* **Work to complete**: Exactly repeat the material, dropping every picture from the copy.

— start of Material provided —

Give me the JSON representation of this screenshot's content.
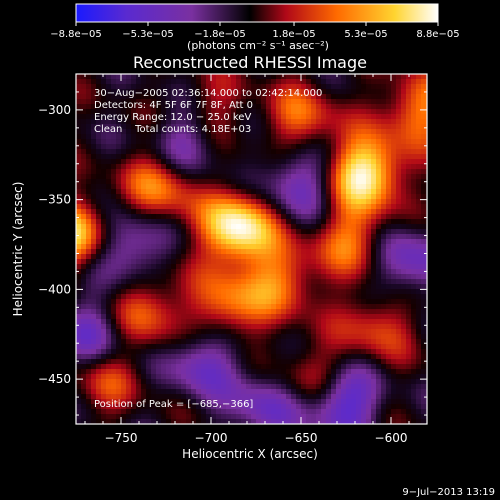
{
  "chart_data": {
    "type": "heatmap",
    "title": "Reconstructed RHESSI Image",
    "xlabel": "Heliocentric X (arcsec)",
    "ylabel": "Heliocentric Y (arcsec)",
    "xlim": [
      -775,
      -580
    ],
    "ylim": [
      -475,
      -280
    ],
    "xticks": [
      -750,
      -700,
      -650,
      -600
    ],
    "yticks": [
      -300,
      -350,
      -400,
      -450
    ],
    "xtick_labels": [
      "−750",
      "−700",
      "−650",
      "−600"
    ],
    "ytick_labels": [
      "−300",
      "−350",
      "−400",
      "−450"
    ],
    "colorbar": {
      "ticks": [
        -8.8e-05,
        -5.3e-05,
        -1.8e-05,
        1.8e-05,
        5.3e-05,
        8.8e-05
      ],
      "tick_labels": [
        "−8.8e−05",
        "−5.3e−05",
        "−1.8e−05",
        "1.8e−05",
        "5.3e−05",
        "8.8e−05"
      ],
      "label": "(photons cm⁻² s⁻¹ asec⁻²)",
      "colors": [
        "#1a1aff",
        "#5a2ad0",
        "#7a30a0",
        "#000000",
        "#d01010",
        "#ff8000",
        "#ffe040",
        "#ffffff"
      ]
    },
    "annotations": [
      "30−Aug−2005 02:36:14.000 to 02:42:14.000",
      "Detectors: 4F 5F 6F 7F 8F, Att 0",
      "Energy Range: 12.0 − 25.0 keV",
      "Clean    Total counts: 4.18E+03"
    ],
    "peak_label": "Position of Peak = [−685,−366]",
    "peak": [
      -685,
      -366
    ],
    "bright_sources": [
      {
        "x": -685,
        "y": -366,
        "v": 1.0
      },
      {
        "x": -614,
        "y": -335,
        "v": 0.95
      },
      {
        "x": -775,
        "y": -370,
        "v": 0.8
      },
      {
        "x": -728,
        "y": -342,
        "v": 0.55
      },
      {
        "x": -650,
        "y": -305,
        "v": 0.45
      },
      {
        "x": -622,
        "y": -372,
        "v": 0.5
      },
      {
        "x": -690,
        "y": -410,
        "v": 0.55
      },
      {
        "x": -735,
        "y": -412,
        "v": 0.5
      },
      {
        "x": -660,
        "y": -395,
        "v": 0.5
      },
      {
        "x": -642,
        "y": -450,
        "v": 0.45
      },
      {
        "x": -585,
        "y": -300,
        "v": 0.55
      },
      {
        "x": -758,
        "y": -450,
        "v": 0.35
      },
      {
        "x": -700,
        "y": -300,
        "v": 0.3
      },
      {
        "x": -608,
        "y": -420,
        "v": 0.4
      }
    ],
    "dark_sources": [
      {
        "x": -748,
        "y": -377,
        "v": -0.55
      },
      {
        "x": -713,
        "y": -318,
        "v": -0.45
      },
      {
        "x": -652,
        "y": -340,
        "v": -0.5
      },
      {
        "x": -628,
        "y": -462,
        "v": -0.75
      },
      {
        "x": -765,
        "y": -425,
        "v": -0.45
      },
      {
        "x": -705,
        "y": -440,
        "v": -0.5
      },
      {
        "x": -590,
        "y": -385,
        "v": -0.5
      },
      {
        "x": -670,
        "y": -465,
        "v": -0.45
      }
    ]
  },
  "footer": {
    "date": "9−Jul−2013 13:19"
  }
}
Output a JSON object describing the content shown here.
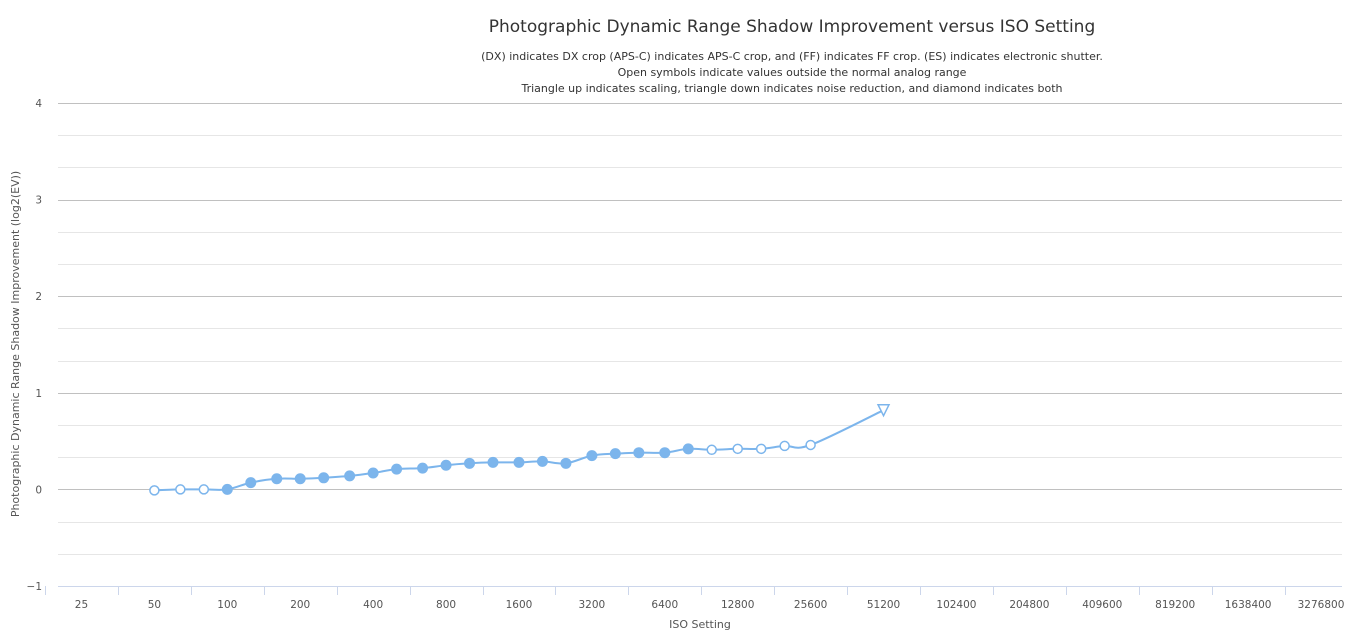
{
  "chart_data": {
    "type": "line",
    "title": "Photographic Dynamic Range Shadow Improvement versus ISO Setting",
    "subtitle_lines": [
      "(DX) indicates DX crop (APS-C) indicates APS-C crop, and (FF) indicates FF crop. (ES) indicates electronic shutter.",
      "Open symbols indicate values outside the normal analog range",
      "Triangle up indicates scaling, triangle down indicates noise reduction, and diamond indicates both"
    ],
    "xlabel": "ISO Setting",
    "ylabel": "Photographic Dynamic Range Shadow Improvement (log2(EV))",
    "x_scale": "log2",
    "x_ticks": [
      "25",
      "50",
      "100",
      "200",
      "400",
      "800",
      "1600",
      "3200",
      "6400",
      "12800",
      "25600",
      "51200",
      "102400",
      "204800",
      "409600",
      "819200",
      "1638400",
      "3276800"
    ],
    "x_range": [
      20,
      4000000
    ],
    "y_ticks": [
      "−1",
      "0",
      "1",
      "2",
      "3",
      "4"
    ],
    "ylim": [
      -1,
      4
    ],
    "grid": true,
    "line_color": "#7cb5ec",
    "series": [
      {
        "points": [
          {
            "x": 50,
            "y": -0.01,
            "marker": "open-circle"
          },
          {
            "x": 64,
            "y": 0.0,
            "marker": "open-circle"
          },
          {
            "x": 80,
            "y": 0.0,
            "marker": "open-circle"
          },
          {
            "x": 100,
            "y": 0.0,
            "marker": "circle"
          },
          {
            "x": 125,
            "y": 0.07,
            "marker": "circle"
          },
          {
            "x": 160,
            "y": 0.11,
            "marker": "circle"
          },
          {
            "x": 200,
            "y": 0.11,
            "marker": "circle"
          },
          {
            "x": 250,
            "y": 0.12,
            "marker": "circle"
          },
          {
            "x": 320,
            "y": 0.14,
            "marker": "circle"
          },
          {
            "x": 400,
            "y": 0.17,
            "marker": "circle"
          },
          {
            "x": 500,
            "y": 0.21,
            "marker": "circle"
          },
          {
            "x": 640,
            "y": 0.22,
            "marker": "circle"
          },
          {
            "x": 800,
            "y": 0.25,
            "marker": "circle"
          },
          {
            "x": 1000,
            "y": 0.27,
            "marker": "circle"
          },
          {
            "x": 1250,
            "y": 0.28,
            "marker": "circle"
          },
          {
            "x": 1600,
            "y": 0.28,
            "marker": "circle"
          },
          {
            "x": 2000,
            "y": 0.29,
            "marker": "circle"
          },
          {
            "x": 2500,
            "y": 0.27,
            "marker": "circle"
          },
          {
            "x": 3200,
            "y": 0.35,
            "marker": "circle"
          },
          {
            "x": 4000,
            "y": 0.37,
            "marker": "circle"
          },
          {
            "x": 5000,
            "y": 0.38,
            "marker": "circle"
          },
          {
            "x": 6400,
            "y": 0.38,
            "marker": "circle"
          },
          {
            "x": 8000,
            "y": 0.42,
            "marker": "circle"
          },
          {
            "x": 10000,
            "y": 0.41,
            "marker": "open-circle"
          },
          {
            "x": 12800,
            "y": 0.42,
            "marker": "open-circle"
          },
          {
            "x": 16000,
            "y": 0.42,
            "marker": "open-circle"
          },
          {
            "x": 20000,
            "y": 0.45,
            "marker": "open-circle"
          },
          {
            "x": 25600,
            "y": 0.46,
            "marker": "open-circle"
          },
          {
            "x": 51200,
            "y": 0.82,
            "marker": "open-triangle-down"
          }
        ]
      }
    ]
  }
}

— end of Material provided —

* **Response to the task**:
Give me the JSON representation of this screenshot's content.
{
  "chart_data": {
    "type": "heatmap",
    "title": "Reconstructed RHESSI Image",
    "xlabel": "Heliocentric X (arcsec)",
    "ylabel": "Heliocentric Y (arcsec)",
    "xlim": [
      -775,
      -580
    ],
    "ylim": [
      -475,
      -280
    ],
    "xticks": [
      -750,
      -700,
      -650,
      -600
    ],
    "yticks": [
      -300,
      -350,
      -400,
      -450
    ],
    "xtick_labels": [
      "−750",
      "−700",
      "−650",
      "−600"
    ],
    "ytick_labels": [
      "−300",
      "−350",
      "−400",
      "−450"
    ],
    "colorbar": {
      "ticks": [
        -8.8e-05,
        -5.3e-05,
        -1.8e-05,
        1.8e-05,
        5.3e-05,
        8.8e-05
      ],
      "tick_labels": [
        "−8.8e−05",
        "−5.3e−05",
        "−1.8e−05",
        "1.8e−05",
        "5.3e−05",
        "8.8e−05"
      ],
      "label": "(photons cm⁻² s⁻¹ asec⁻²)",
      "colors": [
        "#1a1aff",
        "#5a2ad0",
        "#7a30a0",
        "#000000",
        "#d01010",
        "#ff8000",
        "#ffe040",
        "#ffffff"
      ]
    },
    "annotations": [
      "30−Aug−2005 02:36:14.000 to 02:42:14.000",
      "Detectors: 4F 5F 6F 7F 8F, Att 0",
      "Energy Range: 12.0 − 25.0 keV",
      "Clean    Total counts: 4.18E+03"
    ],
    "peak_label": "Position of Peak = [−685,−366]",
    "peak": [
      -685,
      -366
    ],
    "bright_sources": [
      {
        "x": -685,
        "y": -366,
        "v": 1.0
      },
      {
        "x": -614,
        "y": -335,
        "v": 0.95
      },
      {
        "x": -775,
        "y": -370,
        "v": 0.8
      },
      {
        "x": -728,
        "y": -342,
        "v": 0.55
      },
      {
        "x": -650,
        "y": -305,
        "v": 0.45
      },
      {
        "x": -622,
        "y": -372,
        "v": 0.5
      },
      {
        "x": -690,
        "y": -410,
        "v": 0.55
      },
      {
        "x": -735,
        "y": -412,
        "v": 0.5
      },
      {
        "x": -660,
        "y": -395,
        "v": 0.5
      },
      {
        "x": -642,
        "y": -450,
        "v": 0.45
      },
      {
        "x": -585,
        "y": -300,
        "v": 0.55
      },
      {
        "x": -758,
        "y": -450,
        "v": 0.35
      },
      {
        "x": -700,
        "y": -300,
        "v": 0.3
      },
      {
        "x": -608,
        "y": -420,
        "v": 0.4
      }
    ],
    "dark_sources": [
      {
        "x": -748,
        "y": -377,
        "v": -0.55
      },
      {
        "x": -713,
        "y": -318,
        "v": -0.45
      },
      {
        "x": -652,
        "y": -340,
        "v": -0.5
      },
      {
        "x": -628,
        "y": -462,
        "v": -0.75
      },
      {
        "x": -765,
        "y": -425,
        "v": -0.45
      },
      {
        "x": -705,
        "y": -440,
        "v": -0.5
      },
      {
        "x": -590,
        "y": -385,
        "v": -0.5
      },
      {
        "x": -670,
        "y": -465,
        "v": -0.45
      }
    ]
  },
  "footer": {
    "date": "9−Jul−2013 13:19"
  }
}
Output a JSON object describing the content shown here.
{
  "chart_data": {
    "type": "line",
    "title": "Photographic Dynamic Range Shadow Improvement versus ISO Setting",
    "subtitle_lines": [
      "(DX) indicates DX crop (APS-C) indicates APS-C crop, and (FF) indicates FF crop. (ES) indicates electronic shutter.",
      "Open symbols indicate values outside the normal analog range",
      "Triangle up indicates scaling, triangle down indicates noise reduction, and diamond indicates both"
    ],
    "xlabel": "ISO Setting",
    "ylabel": "Photographic Dynamic Range Shadow Improvement (log2(EV))",
    "x_scale": "log2",
    "x_ticks": [
      "25",
      "50",
      "100",
      "200",
      "400",
      "800",
      "1600",
      "3200",
      "6400",
      "12800",
      "25600",
      "51200",
      "102400",
      "204800",
      "409600",
      "819200",
      "1638400",
      "3276800"
    ],
    "x_range": [
      20,
      4000000
    ],
    "y_ticks": [
      "−1",
      "0",
      "1",
      "2",
      "3",
      "4"
    ],
    "ylim": [
      -1,
      4
    ],
    "grid": true,
    "line_color": "#7cb5ec",
    "series": [
      {
        "points": [
          {
            "x": 50,
            "y": -0.01,
            "marker": "open-circle"
          },
          {
            "x": 64,
            "y": 0.0,
            "marker": "open-circle"
          },
          {
            "x": 80,
            "y": 0.0,
            "marker": "open-circle"
          },
          {
            "x": 100,
            "y": 0.0,
            "marker": "circle"
          },
          {
            "x": 125,
            "y": 0.07,
            "marker": "circle"
          },
          {
            "x": 160,
            "y": 0.11,
            "marker": "circle"
          },
          {
            "x": 200,
            "y": 0.11,
            "marker": "circle"
          },
          {
            "x": 250,
            "y": 0.12,
            "marker": "circle"
          },
          {
            "x": 320,
            "y": 0.14,
            "marker": "circle"
          },
          {
            "x": 400,
            "y": 0.17,
            "marker": "circle"
          },
          {
            "x": 500,
            "y": 0.21,
            "marker": "circle"
          },
          {
            "x": 640,
            "y": 0.22,
            "marker": "circle"
          },
          {
            "x": 800,
            "y": 0.25,
            "marker": "circle"
          },
          {
            "x": 1000,
            "y": 0.27,
            "marker": "circle"
          },
          {
            "x": 1250,
            "y": 0.28,
            "marker": "circle"
          },
          {
            "x": 1600,
            "y": 0.28,
            "marker": "circle"
          },
          {
            "x": 2000,
            "y": 0.29,
            "marker": "circle"
          },
          {
            "x": 2500,
            "y": 0.27,
            "marker": "circle"
          },
          {
            "x": 3200,
            "y": 0.35,
            "marker": "circle"
          },
          {
            "x": 4000,
            "y": 0.37,
            "marker": "circle"
          },
          {
            "x": 5000,
            "y": 0.38,
            "marker": "circle"
          },
          {
            "x": 6400,
            "y": 0.38,
            "marker": "circle"
          },
          {
            "x": 8000,
            "y": 0.42,
            "marker": "circle"
          },
          {
            "x": 10000,
            "y": 0.41,
            "marker": "open-circle"
          },
          {
            "x": 12800,
            "y": 0.42,
            "marker": "open-circle"
          },
          {
            "x": 16000,
            "y": 0.42,
            "marker": "open-circle"
          },
          {
            "x": 20000,
            "y": 0.45,
            "marker": "open-circle"
          },
          {
            "x": 25600,
            "y": 0.46,
            "marker": "open-circle"
          },
          {
            "x": 51200,
            "y": 0.82,
            "marker": "open-triangle-down"
          }
        ]
      }
    ]
  }
}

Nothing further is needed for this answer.